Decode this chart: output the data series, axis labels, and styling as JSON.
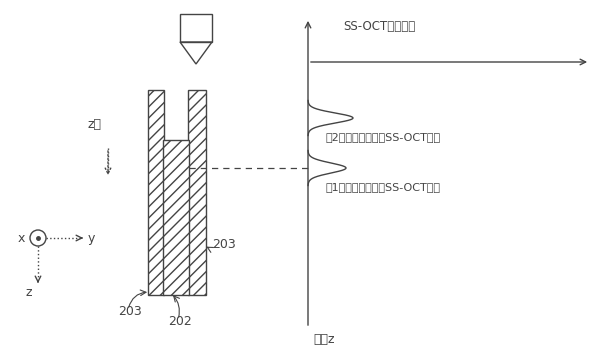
{
  "bg_color": "#ffffff",
  "fig_width": 6.06,
  "fig_height": 3.62,
  "dpi": 100,
  "label_z_axis": "z軸",
  "label_ss_oct": "SS-OCT信号強度",
  "label_signal2": "第2シート材からのSS-OCT信号",
  "label_signal1": "第1シート材からのSS-OCT信号",
  "label_pos_z": "位置z",
  "label_202": "202",
  "label_203a": "203",
  "label_203b": "203",
  "label_x": "x",
  "label_y": "y",
  "label_z": "z"
}
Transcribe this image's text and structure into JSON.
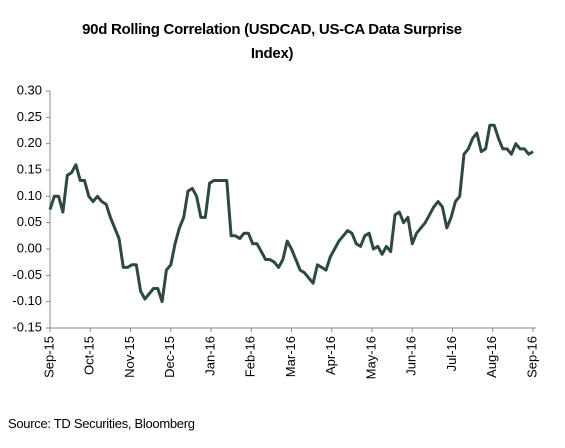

+++++

:: Exercise prompt ::
Transcribe all the lines above exactly, apart from the pictures.

:: Result of this task ::
Decode this chart: output the data series, axis labels, and styling as JSON.
{
  "bg_color": "#ffffff",
  "fig_width": 6.06,
  "fig_height": 3.62,
  "dpi": 100,
  "label_z_axis": "z軸",
  "label_ss_oct": "SS-OCT信号強度",
  "label_signal2": "第2シート材からのSS-OCT信号",
  "label_signal1": "第1シート材からのSS-OCT信号",
  "label_pos_z": "位置z",
  "label_202": "202",
  "label_203a": "203",
  "label_203b": "203",
  "label_x": "x",
  "label_y": "y",
  "label_z": "z"
}
Transcribe this image's text and structure into JSON.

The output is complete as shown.